▶ _STATED PROBLEM_: Copy the listing verbatim, excluding any images found in it.

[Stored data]
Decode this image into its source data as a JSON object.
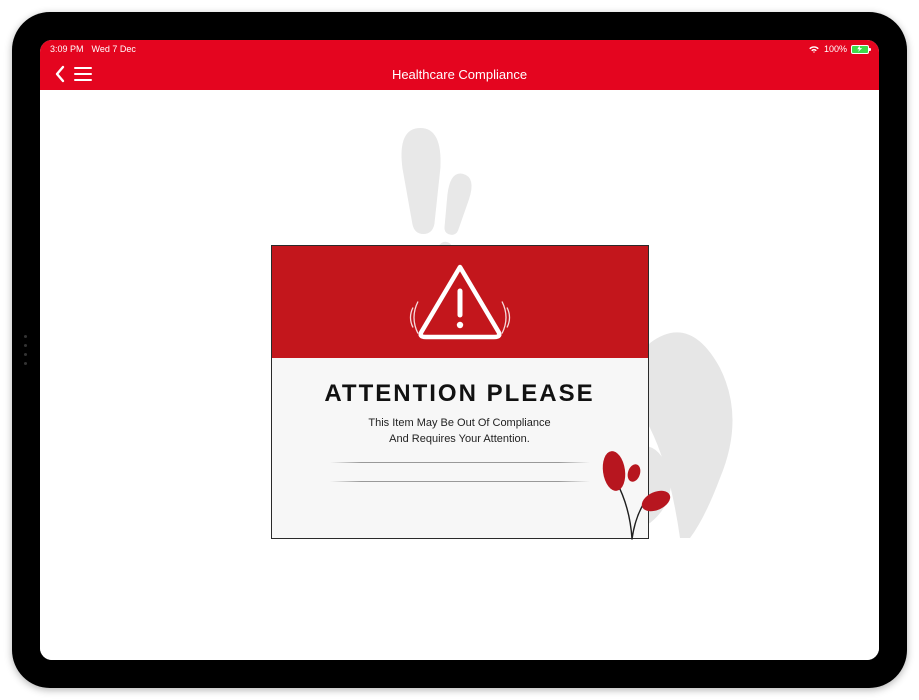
{
  "status": {
    "time": "3:09 PM",
    "date": "Wed 7 Dec",
    "battery_pct": "100%"
  },
  "header": {
    "title": "Healthcare Compliance"
  },
  "card": {
    "title": "ATTENTION PLEASE",
    "line1": "This Item May Be Out Of Compliance",
    "line2": "And Requires Your Attention."
  },
  "colors": {
    "brand": "#e4051f",
    "card_red": "#c3161c"
  }
}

▶ _ANSWER_:
Decode this image into its source data as a JSON object.
{
  "status": {
    "time": "3:09 PM",
    "date": "Wed 7 Dec",
    "battery_pct": "100%"
  },
  "header": {
    "title": "Healthcare Compliance"
  },
  "card": {
    "title": "ATTENTION PLEASE",
    "line1": "This Item May Be Out Of Compliance",
    "line2": "And Requires Your Attention."
  },
  "colors": {
    "brand": "#e4051f",
    "card_red": "#c3161c"
  }
}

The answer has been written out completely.